** What needs to be done **
Write out the whole listing word for word.

** Data rows **
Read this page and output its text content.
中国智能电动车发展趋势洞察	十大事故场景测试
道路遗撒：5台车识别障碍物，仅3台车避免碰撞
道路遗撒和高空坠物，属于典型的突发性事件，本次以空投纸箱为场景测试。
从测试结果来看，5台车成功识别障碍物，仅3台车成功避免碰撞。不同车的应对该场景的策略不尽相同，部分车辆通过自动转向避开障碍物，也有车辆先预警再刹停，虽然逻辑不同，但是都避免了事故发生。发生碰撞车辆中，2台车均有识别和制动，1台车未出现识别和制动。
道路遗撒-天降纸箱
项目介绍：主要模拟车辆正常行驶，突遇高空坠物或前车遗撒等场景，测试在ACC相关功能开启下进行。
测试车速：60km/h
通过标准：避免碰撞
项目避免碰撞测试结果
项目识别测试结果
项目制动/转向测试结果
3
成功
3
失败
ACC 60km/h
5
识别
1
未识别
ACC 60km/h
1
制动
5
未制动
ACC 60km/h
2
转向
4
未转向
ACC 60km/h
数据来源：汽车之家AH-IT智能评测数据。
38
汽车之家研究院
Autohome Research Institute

** Answer to this task **
Read this page and output its text content.
中国智能电动车发展趋势洞察	十大事故场景测试
道路遗撒：5台车识别障碍物，仅3台车避免碰撞
道路遗撒和高空坠物，属于典型的突发性事件，本次以空投纸箱为场景测试。
从测试结果来看，5台车成功识别障碍物，仅3台车成功避免碰撞。不同车的应对该场景的策略不尽相同，部分车辆通过自动转向避开障碍物，也有车辆先预警再刹停，虽然逻辑不同，但是都避免了事故发生。发生碰撞车辆中，2台车均有识别和制动，1台车未出现识别和制动。
道路遗撒-天降纸箱
项目介绍：主要模拟车辆正常行驶，突遇高空坠物或前车遗撒等场景，测试在ACC相关功能开启下进行。
测试车速：60km/h
通过标准：避免碰撞
项目避免碰撞测试结果
项目识别测试结果
项目制动/转向测试结果
3
成功
3
失败
ACC 60km/h
5
识别
1
未识别
ACC 60km/h
1
制动
5
未制动
ACC 60km/h
2
转向
4
未转向
ACC 60km/h
数据来源：汽车之家AH-IT智能评测数据。
38
汽车之家研究院
Autohome Research Institute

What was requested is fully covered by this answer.